▶ _Short problem_
The entries below contain pictures. Retype everything except those pictures, exactly as given.

▶ _Data extract_
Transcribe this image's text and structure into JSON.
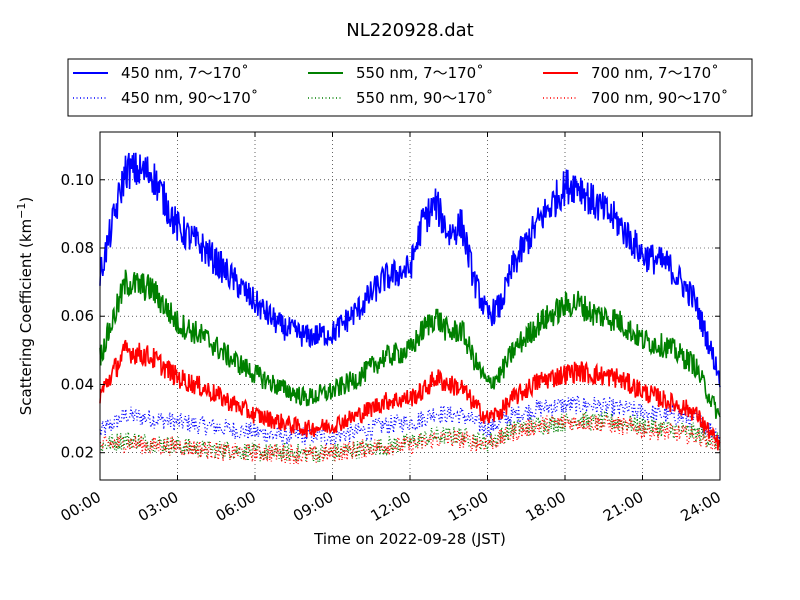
{
  "chart_data": {
    "type": "line",
    "title": "NL220928.dat",
    "xlabel": "Time on 2022-09-28 (JST)",
    "ylabel": "Scattering Coefficient (km",
    "ylabel_superscript": "−1",
    "ylabel_close": ")",
    "xlim": [
      "00:00",
      "24:00"
    ],
    "ylim": [
      0.012,
      0.114
    ],
    "grid": true,
    "legend_position": "top",
    "x_ticks": [
      "00:00",
      "03:00",
      "06:00",
      "09:00",
      "12:00",
      "15:00",
      "18:00",
      "21:00",
      "24:00"
    ],
    "y_ticks": [
      "0.02",
      "0.04",
      "0.06",
      "0.08",
      "0.10"
    ],
    "x_hours": [
      0,
      1,
      2,
      3,
      4,
      5,
      6,
      7,
      8,
      9,
      10,
      11,
      12,
      12.5,
      13,
      13.5,
      14,
      14.5,
      15,
      15.5,
      16,
      17,
      18,
      18.5,
      19,
      20,
      21,
      22,
      23,
      24
    ],
    "series": [
      {
        "name": "450 nm, 7～170˚",
        "color": "#0000ff",
        "style": "solid",
        "values": [
          0.072,
          0.103,
          0.102,
          0.086,
          0.08,
          0.072,
          0.064,
          0.057,
          0.054,
          0.055,
          0.062,
          0.071,
          0.074,
          0.088,
          0.093,
          0.084,
          0.087,
          0.07,
          0.06,
          0.063,
          0.075,
          0.088,
          0.098,
          0.099,
          0.094,
          0.088,
          0.078,
          0.075,
          0.065,
          0.042
        ]
      },
      {
        "name": "450 nm, 90～170˚",
        "color": "#0000ff",
        "style": "dotted",
        "values": [
          0.026,
          0.031,
          0.03,
          0.029,
          0.028,
          0.027,
          0.026,
          0.025,
          0.025,
          0.025,
          0.026,
          0.028,
          0.029,
          0.03,
          0.032,
          0.031,
          0.031,
          0.029,
          0.027,
          0.029,
          0.031,
          0.033,
          0.034,
          0.034,
          0.034,
          0.033,
          0.032,
          0.031,
          0.03,
          0.025
        ]
      },
      {
        "name": "550 nm, 7～170˚",
        "color": "#008000",
        "style": "solid",
        "values": [
          0.048,
          0.07,
          0.068,
          0.058,
          0.054,
          0.048,
          0.043,
          0.039,
          0.036,
          0.038,
          0.042,
          0.048,
          0.05,
          0.056,
          0.06,
          0.055,
          0.056,
          0.047,
          0.04,
          0.043,
          0.05,
          0.058,
          0.063,
          0.064,
          0.061,
          0.059,
          0.053,
          0.051,
          0.046,
          0.03
        ]
      },
      {
        "name": "550 nm, 90～170˚",
        "color": "#008000",
        "style": "dotted",
        "values": [
          0.022,
          0.024,
          0.023,
          0.022,
          0.021,
          0.021,
          0.02,
          0.02,
          0.02,
          0.02,
          0.021,
          0.022,
          0.023,
          0.024,
          0.025,
          0.025,
          0.025,
          0.024,
          0.023,
          0.025,
          0.027,
          0.028,
          0.029,
          0.03,
          0.029,
          0.029,
          0.028,
          0.027,
          0.026,
          0.023
        ]
      },
      {
        "name": "700 nm, 7～170˚",
        "color": "#ff0000",
        "style": "solid",
        "values": [
          0.037,
          0.05,
          0.048,
          0.042,
          0.039,
          0.035,
          0.031,
          0.029,
          0.027,
          0.028,
          0.031,
          0.035,
          0.036,
          0.038,
          0.042,
          0.04,
          0.039,
          0.034,
          0.03,
          0.032,
          0.036,
          0.041,
          0.043,
          0.044,
          0.043,
          0.042,
          0.038,
          0.035,
          0.032,
          0.022
        ]
      },
      {
        "name": "700 nm, 90～170˚",
        "color": "#ff0000",
        "style": "dotted",
        "values": [
          0.022,
          0.023,
          0.022,
          0.022,
          0.021,
          0.02,
          0.02,
          0.02,
          0.019,
          0.02,
          0.021,
          0.022,
          0.022,
          0.023,
          0.024,
          0.024,
          0.024,
          0.023,
          0.023,
          0.024,
          0.026,
          0.028,
          0.029,
          0.029,
          0.029,
          0.028,
          0.027,
          0.026,
          0.025,
          0.023
        ]
      }
    ]
  }
}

▶ _Task response_
Transcribe this image's text and structure into JSON.
{
  "chart_data": {
    "type": "line",
    "title": "NL220928.dat",
    "xlabel": "Time on 2022-09-28 (JST)",
    "ylabel": "Scattering Coefficient (km",
    "ylabel_superscript": "−1",
    "ylabel_close": ")",
    "xlim": [
      "00:00",
      "24:00"
    ],
    "ylim": [
      0.012,
      0.114
    ],
    "grid": true,
    "legend_position": "top",
    "x_ticks": [
      "00:00",
      "03:00",
      "06:00",
      "09:00",
      "12:00",
      "15:00",
      "18:00",
      "21:00",
      "24:00"
    ],
    "y_ticks": [
      "0.02",
      "0.04",
      "0.06",
      "0.08",
      "0.10"
    ],
    "x_hours": [
      0,
      1,
      2,
      3,
      4,
      5,
      6,
      7,
      8,
      9,
      10,
      11,
      12,
      12.5,
      13,
      13.5,
      14,
      14.5,
      15,
      15.5,
      16,
      17,
      18,
      18.5,
      19,
      20,
      21,
      22,
      23,
      24
    ],
    "series": [
      {
        "name": "450 nm, 7～170˚",
        "color": "#0000ff",
        "style": "solid",
        "values": [
          0.072,
          0.103,
          0.102,
          0.086,
          0.08,
          0.072,
          0.064,
          0.057,
          0.054,
          0.055,
          0.062,
          0.071,
          0.074,
          0.088,
          0.093,
          0.084,
          0.087,
          0.07,
          0.06,
          0.063,
          0.075,
          0.088,
          0.098,
          0.099,
          0.094,
          0.088,
          0.078,
          0.075,
          0.065,
          0.042
        ]
      },
      {
        "name": "450 nm, 90～170˚",
        "color": "#0000ff",
        "style": "dotted",
        "values": [
          0.026,
          0.031,
          0.03,
          0.029,
          0.028,
          0.027,
          0.026,
          0.025,
          0.025,
          0.025,
          0.026,
          0.028,
          0.029,
          0.03,
          0.032,
          0.031,
          0.031,
          0.029,
          0.027,
          0.029,
          0.031,
          0.033,
          0.034,
          0.034,
          0.034,
          0.033,
          0.032,
          0.031,
          0.03,
          0.025
        ]
      },
      {
        "name": "550 nm, 7～170˚",
        "color": "#008000",
        "style": "solid",
        "values": [
          0.048,
          0.07,
          0.068,
          0.058,
          0.054,
          0.048,
          0.043,
          0.039,
          0.036,
          0.038,
          0.042,
          0.048,
          0.05,
          0.056,
          0.06,
          0.055,
          0.056,
          0.047,
          0.04,
          0.043,
          0.05,
          0.058,
          0.063,
          0.064,
          0.061,
          0.059,
          0.053,
          0.051,
          0.046,
          0.03
        ]
      },
      {
        "name": "550 nm, 90～170˚",
        "color": "#008000",
        "style": "dotted",
        "values": [
          0.022,
          0.024,
          0.023,
          0.022,
          0.021,
          0.021,
          0.02,
          0.02,
          0.02,
          0.02,
          0.021,
          0.022,
          0.023,
          0.024,
          0.025,
          0.025,
          0.025,
          0.024,
          0.023,
          0.025,
          0.027,
          0.028,
          0.029,
          0.03,
          0.029,
          0.029,
          0.028,
          0.027,
          0.026,
          0.023
        ]
      },
      {
        "name": "700 nm, 7～170˚",
        "color": "#ff0000",
        "style": "solid",
        "values": [
          0.037,
          0.05,
          0.048,
          0.042,
          0.039,
          0.035,
          0.031,
          0.029,
          0.027,
          0.028,
          0.031,
          0.035,
          0.036,
          0.038,
          0.042,
          0.04,
          0.039,
          0.034,
          0.03,
          0.032,
          0.036,
          0.041,
          0.043,
          0.044,
          0.043,
          0.042,
          0.038,
          0.035,
          0.032,
          0.022
        ]
      },
      {
        "name": "700 nm, 90～170˚",
        "color": "#ff0000",
        "style": "dotted",
        "values": [
          0.022,
          0.023,
          0.022,
          0.022,
          0.021,
          0.02,
          0.02,
          0.02,
          0.019,
          0.02,
          0.021,
          0.022,
          0.022,
          0.023,
          0.024,
          0.024,
          0.024,
          0.023,
          0.023,
          0.024,
          0.026,
          0.028,
          0.029,
          0.029,
          0.029,
          0.028,
          0.027,
          0.026,
          0.025,
          0.023
        ]
      }
    ]
  }
}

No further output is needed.